TASK BRIEF
Go through the lines below and copy each one that holds the string "将下面的三角形ABC".

Records excerpted from a collection
======
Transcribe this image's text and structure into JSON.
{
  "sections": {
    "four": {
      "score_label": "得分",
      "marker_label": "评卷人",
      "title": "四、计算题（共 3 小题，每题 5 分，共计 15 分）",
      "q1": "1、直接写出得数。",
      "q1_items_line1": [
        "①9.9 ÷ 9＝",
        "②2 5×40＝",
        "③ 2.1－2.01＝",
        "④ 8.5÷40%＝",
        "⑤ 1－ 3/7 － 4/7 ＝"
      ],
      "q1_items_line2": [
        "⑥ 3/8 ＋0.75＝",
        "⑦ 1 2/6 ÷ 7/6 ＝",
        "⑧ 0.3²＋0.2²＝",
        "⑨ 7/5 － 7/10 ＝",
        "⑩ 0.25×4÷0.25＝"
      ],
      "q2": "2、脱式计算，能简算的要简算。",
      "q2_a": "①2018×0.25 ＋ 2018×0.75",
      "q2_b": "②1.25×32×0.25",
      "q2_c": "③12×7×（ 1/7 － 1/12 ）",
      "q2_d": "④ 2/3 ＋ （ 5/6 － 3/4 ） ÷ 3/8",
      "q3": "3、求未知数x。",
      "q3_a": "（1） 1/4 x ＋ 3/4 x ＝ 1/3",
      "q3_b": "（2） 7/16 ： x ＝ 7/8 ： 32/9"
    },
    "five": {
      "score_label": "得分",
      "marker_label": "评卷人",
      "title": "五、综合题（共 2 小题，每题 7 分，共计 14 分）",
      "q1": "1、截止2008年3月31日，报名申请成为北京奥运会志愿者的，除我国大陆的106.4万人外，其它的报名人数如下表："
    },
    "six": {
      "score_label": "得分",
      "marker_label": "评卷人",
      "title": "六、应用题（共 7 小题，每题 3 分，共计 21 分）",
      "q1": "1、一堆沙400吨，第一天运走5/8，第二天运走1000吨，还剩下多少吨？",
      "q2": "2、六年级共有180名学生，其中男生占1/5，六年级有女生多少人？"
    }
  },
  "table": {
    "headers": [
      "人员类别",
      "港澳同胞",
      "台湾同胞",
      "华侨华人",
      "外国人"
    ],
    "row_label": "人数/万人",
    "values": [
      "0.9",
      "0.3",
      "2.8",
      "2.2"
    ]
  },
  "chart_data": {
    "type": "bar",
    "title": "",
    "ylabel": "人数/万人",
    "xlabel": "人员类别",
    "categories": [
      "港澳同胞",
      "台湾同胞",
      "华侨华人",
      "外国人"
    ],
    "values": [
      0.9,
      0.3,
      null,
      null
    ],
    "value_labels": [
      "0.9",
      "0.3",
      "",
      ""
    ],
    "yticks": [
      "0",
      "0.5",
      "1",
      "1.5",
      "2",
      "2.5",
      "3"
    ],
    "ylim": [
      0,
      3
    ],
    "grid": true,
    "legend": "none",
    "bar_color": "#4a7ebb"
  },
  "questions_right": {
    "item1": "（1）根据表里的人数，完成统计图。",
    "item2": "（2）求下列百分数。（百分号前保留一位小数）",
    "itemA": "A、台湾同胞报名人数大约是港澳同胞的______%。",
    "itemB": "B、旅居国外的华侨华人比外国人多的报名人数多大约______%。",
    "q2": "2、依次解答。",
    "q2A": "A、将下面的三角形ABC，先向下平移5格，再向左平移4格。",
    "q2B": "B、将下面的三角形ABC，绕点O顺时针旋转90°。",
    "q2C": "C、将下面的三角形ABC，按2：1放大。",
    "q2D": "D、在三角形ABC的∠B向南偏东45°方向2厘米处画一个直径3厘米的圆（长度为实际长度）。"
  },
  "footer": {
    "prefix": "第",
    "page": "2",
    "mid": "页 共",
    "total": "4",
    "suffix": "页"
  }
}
======
REPLY
    "q2A": "A、将下面的三角形ABC，先向下平移5格，再向左平移4格。",
    "q2B": "B、将下面的三角形ABC，绕点O顺时针旋转90°。",
    "q2C": "C、将下面的三角形ABC，按2：1放大。",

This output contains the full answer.